— begin MATERIAL FOR THIS EXERCISE —
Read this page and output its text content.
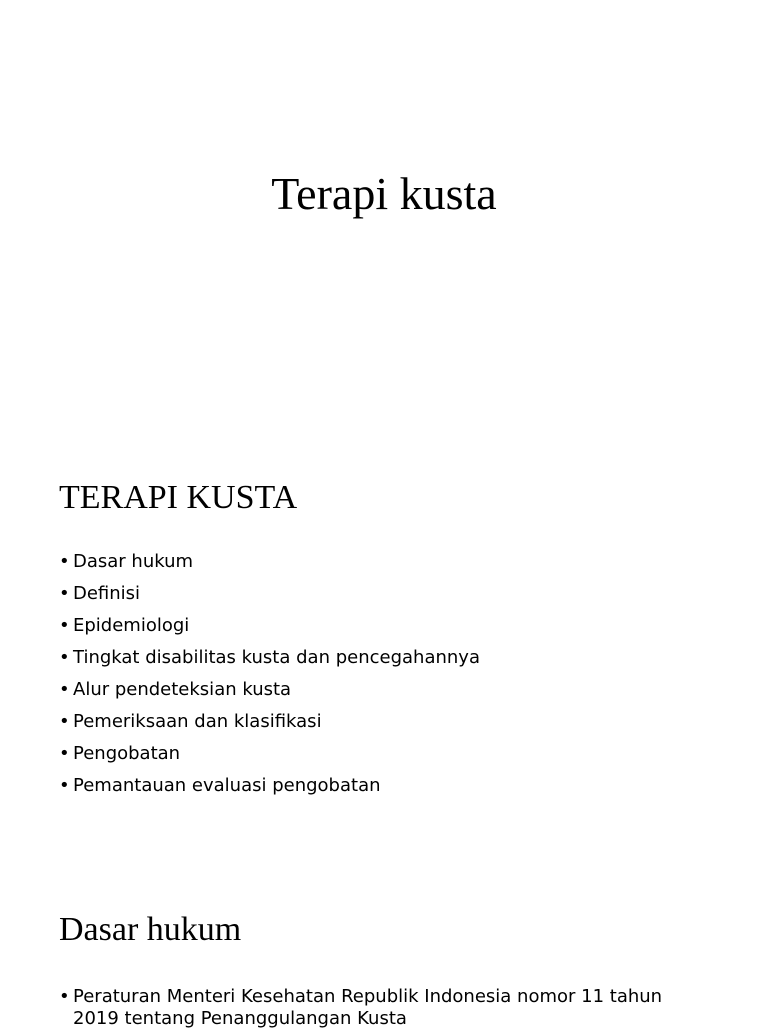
Terapi kusta
TERAPI KUSTA
• Dasar hukum
• Definisi
• Epidemiologi
• Tingkat disabilitas kusta dan pencegahannya
• Alur pendeteksian kusta
• Pemeriksaan dan klasifikasi
• Pengobatan
• Pemantauan evaluasi pengobatan
Dasar hukum
• Peraturan Menteri Kesehatan Republik Indonesia nomor 11 tahun 2019 tentang Penanggulangan Kusta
— end MATERIAL FOR THIS EXERCISE —
**SHORT TASK:** Print out the whole of the material word for word, without pictures.

**REPLY:**
Read this page and output its text content.
Terapi kusta
TERAPI KUSTA
• Dasar hukum
• Definisi
• Epidemiologi
• Tingkat disabilitas kusta dan pencegahannya
• Alur pendeteksian kusta
• Pemeriksaan dan klasifikasi
• Pengobatan
• Pemantauan evaluasi pengobatan
Dasar hukum
• Peraturan Menteri Kesehatan Republik Indonesia nomor 11 tahun 2019 tentang Penanggulangan Kusta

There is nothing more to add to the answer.